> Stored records
========================================
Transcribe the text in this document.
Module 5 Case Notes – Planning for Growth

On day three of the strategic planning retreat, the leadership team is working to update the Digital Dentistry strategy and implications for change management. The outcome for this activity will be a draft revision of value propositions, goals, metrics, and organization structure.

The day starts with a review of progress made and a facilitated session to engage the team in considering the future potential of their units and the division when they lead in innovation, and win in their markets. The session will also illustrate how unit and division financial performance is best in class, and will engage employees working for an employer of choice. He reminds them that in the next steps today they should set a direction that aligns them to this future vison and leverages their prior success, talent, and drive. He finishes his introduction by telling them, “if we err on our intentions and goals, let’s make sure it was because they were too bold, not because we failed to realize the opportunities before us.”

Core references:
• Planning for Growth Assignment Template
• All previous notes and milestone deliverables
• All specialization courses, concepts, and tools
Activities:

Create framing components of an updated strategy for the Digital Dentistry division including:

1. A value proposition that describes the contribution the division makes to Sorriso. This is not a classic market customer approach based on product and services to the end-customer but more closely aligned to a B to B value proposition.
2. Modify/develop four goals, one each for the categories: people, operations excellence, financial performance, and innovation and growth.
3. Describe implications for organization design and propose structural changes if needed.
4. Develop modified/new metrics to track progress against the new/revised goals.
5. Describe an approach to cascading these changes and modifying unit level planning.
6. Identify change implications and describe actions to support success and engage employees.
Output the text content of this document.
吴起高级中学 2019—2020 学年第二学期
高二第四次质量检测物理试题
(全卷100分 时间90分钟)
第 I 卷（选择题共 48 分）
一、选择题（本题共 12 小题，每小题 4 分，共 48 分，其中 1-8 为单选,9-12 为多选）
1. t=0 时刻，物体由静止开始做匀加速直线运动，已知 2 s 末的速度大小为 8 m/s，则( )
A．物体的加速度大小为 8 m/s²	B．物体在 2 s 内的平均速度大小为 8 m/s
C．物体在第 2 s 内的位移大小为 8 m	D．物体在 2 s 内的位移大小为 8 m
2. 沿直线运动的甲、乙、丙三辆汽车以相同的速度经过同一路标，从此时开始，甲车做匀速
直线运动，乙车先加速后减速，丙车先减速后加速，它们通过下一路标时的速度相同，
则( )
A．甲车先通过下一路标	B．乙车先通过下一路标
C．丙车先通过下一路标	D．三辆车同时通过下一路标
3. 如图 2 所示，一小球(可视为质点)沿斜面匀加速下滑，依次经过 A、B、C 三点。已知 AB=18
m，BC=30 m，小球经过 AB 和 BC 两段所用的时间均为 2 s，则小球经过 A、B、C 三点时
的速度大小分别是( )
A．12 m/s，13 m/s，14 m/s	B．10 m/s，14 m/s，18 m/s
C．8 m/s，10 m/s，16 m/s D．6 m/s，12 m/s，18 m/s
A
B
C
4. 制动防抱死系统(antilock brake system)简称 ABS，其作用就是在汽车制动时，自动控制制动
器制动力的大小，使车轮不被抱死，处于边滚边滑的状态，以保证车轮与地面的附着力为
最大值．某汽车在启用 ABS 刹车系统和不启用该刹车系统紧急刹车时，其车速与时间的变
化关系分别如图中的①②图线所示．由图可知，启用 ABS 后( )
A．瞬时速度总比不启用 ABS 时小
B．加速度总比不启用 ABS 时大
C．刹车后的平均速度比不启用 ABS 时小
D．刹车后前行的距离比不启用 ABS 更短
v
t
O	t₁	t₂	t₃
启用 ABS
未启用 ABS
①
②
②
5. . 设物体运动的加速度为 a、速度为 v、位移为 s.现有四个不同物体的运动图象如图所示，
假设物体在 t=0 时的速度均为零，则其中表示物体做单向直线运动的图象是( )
========================================
> TASK BRIEF
Please give back all of the records exactly as written.

> FINISHED TASK
Transcribe the text in this document.
Module 5 Case Notes – Planning for Growth

On day three of the strategic planning retreat, the leadership team is working to update the Digital Dentistry strategy and implications for change management. The outcome for this activity will be a draft revision of value propositions, goals, metrics, and organization structure.

The day starts with a review of progress made and a facilitated session to engage the team in considering the future potential of their units and the division when they lead in innovation, and win in their markets. The session will also illustrate how unit and division financial performance is best in class, and will engage employees working for an employer of choice. He reminds them that in the next steps today they should set a direction that aligns them to this future vison and leverages their prior success, talent, and drive. He finishes his introduction by telling them, “if we err on our intentions and goals, let’s make sure it was because they were too bold, not because we failed to realize the opportunities before us.”

Core references:
• Planning for Growth Assignment Template
• All previous notes and milestone deliverables
• All specialization courses, concepts, and tools
Activities:

Create framing components of an updated strategy for the Digital Dentistry division including:

1. A value proposition that describes the contribution the division makes to Sorriso. This is not a classic market customer approach based on product and services to the end-customer but more closely aligned to a B to B value proposition.
2. Modify/develop four goals, one each for the categories: people, operations excellence, financial performance, and innovation and growth.
3. Describe implications for organization design and propose structural changes if needed.
4. Develop modified/new metrics to track progress against the new/revised goals.
5. Describe an approach to cascading these changes and modifying unit level planning.
6. Identify change implications and describe actions to support success and engage employees.
Output the text content of this document.
吴起高级中学 2019—2020 学年第二学期
高二第四次质量检测物理试题
(全卷100分 时间90分钟)
第 I 卷（选择题共 48 分）
一、选择题（本题共 12 小题，每小题 4 分，共 48 分，其中 1-8 为单选,9-12 为多选）
1. t=0 时刻，物体由静止开始做匀加速直线运动，已知 2 s 末的速度大小为 8 m/s，则( )
A．物体的加速度大小为 8 m/s²	B．物体在 2 s 内的平均速度大小为 8 m/s
C．物体在第 2 s 内的位移大小为 8 m	D．物体在 2 s 内的位移大小为 8 m
2. 沿直线运动的甲、乙、丙三辆汽车以相同的速度经过同一路标，从此时开始，甲车做匀速
直线运动，乙车先加速后减速，丙车先减速后加速，它们通过下一路标时的速度相同，
则( )
A．甲车先通过下一路标	B．乙车先通过下一路标
C．丙车先通过下一路标	D．三辆车同时通过下一路标
3. 如图 2 所示，一小球(可视为质点)沿斜面匀加速下滑，依次经过 A、B、C 三点。已知 AB=18
m，BC=30 m，小球经过 AB 和 BC 两段所用的时间均为 2 s，则小球经过 A、B、C 三点时
的速度大小分别是( )
A．12 m/s，13 m/s，14 m/s	B．10 m/s，14 m/s，18 m/s
C．8 m/s，10 m/s，16 m/s D．6 m/s，12 m/s，18 m/s
A
B
C
4. 制动防抱死系统(antilock brake system)简称 ABS，其作用就是在汽车制动时，自动控制制动
器制动力的大小，使车轮不被抱死，处于边滚边滑的状态，以保证车轮与地面的附着力为
最大值．某汽车在启用 ABS 刹车系统和不启用该刹车系统紧急刹车时，其车速与时间的变
化关系分别如图中的①②图线所示．由图可知，启用 ABS 后( )
A．瞬时速度总比不启用 ABS 时小
B．加速度总比不启用 ABS 时大
C．刹车后的平均速度比不启用 ABS 时小
D．刹车后前行的距离比不启用 ABS 更短
v
t
O	t₁	t₂	t₃
启用 ABS
未启用 ABS
①
②
②
5. . 设物体运动的加速度为 a、速度为 v、位移为 s.现有四个不同物体的运动图象如图所示，
假设物体在 t=0 时的速度均为零，则其中表示物体做单向直线运动的图象是( )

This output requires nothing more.